• _COMPLETE THE FOLLOWING_
(1) Based on the text on enduring love below, decide whether each statement agrees with it: (a) the text says love in Scripture is presented only as an emotion; (b) the text quotes Jeremiah 31:3 as God declaring an everlasting love; (c) the text describes paper bags as able to stretch and bend under pressure. Answer yes or no for each and quote the deciding words.
(2) In the text on enduring love below, list everyone it says Scripture commands people to love.

• _TEXT BLOCK_
□ □ □ □ □ □ □

Love that Endures
When Love Learns to Endure: Building Marriages That Last
What does it mean to truly love someone? Not just in the butterflies-and-romance phase, but in the everyday grind of life—when the bills pile up, when bodies change, when disappointments accumulate like dishes in the sink?
The answer might surprise you: real love isn't primarily about how you feel. It's about how you choose to act.
The Paper or Plastic Question
Remember when grocery store clerks used to ask, "Paper or plastic?" It seemed like such a simple choice. Paper bags were convenient but fragile—one wrong move and everything spills out. Plastic bags, on the other hand, could stretch, bend, and hold up under pressure.
What if we applied that same question to our relationships? Is your love paper-thin, tearing easily when life gets messy? Or does it stretch like plastic, bending without breaking when stress comes?
In today's culture, love is often treated as fragile—something that tears when tested. We fall in and out of love based on fluctuating feelings. But there's a better way, a love that mirrors something far more powerful and enduring.
Love as a Command, Not Just an Emotion
Here's something that might shift your perspective entirely: throughout Scripture, love is presented as a command, not merely an emotion. We're told to love God, love our neighbors, love our enemies, and husbands are commanded to love their wives.
Think about that for a moment. You cannot be commanded to feel something on demand. But you can be commanded to act, to choose, and to commit. This reveals something profound: biblical love is primarily an act of obedience and will.
The prophet Jeremiah reminds us that "the heart is deceitful above all things." Our emotions are unreliable guides. They fluctuate with circumstances, moods, and personal desires. When everything's going well—bills paid, family getting along, work relationships smooth—our emotions soar. But when challenges arise, when we're robbing Peter to pay Paul (and Peter's broke too), our feelings shift dramatically.
If love is based only on feelings, it will fade when conflict arises, when attraction changes, when trials come, or when someone disappoints us. But biblical love is designed to endure beyond emotional highs.
Covenant-Based, Not Mood-Based
Here's the beautiful truth: God's love is covenant-based, not mood-based. Aren't you grateful we don't serve a moody God? Imagine if we could catch God on a bad day when He's frustrated with us. Instead, His love flows from His character and covenant faithfulness, not from emotional impulse.
In Jeremiah 31:3, God declares, "I have loved you with an everlasting love." Romans 5 tells us that God loved us while we were still sinners—before we cleaned up our act, before we broke our addictions, before we stopped responding in anger. His love doesn't start when we get our lives in order; it precedes our faith.
This is the foundation we're called to build on in marriage: a covenant, not a contract.
The Blueprint for Enduring Love
First Corinthians 13:4-7 provides a blueprint for what enduring love looks like in action:
"Love is patient and kind. Love does not envy or boast. It is not arrogant or rude. It does not insist on its own way. It is not irritable or resentful. It does not rejoice at wrongdoing but rejoices with the truth. Love bears all things, believes all things, hopes all things, endures all things."
These words sound beautiful, almost poetic. But have you ever thought about how hard they are to actually live out?
Patience and Kindness: The Foundation
Patience and kindness are often tested in the smallest, most ordinary moments—when your spouse forgets to take out the trash, when they're running late again, when they leave dishes in the sink.

□ □ □ □ □ □ □

• _DATASET ENTRIES_
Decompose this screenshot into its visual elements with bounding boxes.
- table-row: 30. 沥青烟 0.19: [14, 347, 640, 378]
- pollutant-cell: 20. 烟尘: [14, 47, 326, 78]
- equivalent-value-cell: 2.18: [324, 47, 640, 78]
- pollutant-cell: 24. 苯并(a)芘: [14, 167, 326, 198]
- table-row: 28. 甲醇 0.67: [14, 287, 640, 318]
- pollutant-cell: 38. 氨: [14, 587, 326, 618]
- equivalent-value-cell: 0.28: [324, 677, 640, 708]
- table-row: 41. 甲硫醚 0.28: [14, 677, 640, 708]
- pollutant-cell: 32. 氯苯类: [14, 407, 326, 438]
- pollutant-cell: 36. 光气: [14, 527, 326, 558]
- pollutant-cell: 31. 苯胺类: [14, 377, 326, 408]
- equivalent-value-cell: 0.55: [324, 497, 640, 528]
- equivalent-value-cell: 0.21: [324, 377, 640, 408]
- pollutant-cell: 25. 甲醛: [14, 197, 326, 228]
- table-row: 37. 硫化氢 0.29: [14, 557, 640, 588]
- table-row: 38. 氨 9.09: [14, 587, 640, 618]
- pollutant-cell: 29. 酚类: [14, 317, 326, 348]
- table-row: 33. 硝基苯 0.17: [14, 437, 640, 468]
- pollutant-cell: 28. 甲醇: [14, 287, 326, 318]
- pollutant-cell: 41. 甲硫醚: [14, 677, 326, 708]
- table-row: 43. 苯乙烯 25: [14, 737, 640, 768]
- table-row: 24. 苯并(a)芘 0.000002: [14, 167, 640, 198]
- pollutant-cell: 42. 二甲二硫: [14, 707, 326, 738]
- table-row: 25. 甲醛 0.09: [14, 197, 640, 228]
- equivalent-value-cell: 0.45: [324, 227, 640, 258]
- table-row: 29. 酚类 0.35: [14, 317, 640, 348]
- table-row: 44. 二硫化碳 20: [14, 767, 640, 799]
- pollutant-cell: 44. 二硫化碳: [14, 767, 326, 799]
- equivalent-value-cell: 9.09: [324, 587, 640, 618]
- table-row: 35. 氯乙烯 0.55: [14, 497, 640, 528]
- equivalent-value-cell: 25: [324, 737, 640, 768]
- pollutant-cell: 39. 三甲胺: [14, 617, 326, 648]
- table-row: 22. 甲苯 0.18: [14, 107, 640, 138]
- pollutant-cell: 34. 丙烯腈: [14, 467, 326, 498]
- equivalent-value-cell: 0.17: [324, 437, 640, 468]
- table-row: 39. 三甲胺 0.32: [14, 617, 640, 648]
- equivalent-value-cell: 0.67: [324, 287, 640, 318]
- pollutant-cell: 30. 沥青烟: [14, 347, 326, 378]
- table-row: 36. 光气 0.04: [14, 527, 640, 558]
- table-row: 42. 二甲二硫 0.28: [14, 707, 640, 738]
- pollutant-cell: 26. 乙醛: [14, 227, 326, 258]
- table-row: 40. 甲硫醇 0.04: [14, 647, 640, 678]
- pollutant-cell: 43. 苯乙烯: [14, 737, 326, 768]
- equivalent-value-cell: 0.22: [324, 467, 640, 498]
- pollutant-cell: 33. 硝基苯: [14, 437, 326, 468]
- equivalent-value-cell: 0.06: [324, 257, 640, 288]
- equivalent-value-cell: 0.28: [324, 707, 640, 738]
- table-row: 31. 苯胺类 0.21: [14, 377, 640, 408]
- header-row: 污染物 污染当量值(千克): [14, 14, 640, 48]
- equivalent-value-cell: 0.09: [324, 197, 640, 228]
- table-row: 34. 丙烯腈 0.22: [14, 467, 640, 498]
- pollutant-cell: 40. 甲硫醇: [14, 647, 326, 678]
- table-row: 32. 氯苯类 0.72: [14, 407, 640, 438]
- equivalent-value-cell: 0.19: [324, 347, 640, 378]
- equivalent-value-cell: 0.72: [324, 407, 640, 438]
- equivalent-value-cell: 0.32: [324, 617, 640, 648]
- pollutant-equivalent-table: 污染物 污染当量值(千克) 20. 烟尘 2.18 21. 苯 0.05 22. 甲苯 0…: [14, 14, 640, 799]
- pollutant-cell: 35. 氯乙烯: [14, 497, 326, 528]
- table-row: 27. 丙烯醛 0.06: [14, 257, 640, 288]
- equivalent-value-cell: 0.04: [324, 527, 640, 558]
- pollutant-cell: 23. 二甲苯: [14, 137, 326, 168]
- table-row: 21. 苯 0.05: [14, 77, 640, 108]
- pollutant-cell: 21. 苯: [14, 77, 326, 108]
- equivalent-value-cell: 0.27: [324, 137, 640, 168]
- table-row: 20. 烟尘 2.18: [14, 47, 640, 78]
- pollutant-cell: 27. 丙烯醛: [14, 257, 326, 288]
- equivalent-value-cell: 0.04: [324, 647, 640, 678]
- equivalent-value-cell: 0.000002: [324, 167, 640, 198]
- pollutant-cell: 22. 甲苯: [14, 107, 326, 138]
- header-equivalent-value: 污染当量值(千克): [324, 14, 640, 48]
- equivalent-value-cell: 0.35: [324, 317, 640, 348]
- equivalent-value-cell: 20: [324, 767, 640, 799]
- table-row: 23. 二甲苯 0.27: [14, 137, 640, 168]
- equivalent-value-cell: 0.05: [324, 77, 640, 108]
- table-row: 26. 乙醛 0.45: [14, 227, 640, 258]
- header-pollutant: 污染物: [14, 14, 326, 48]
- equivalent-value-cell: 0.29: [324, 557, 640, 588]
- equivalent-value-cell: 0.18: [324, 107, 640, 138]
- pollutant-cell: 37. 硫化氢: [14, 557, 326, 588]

□ □ □ □ □ □ □

• _RESULTS OF THE TASKS_
(1)
(a) No: "love is presented as a command, not merely an emotion."
(b) Yes: "In Jeremiah 31:3, God declares, "I have loved you with an everlasting love.""
(c) No: "Paper bags were convenient but fragile—one wrong move and everything spills out."

(2)
- God
- our neighbors
- our enemies
- wives (husbands are commanded to love their wives)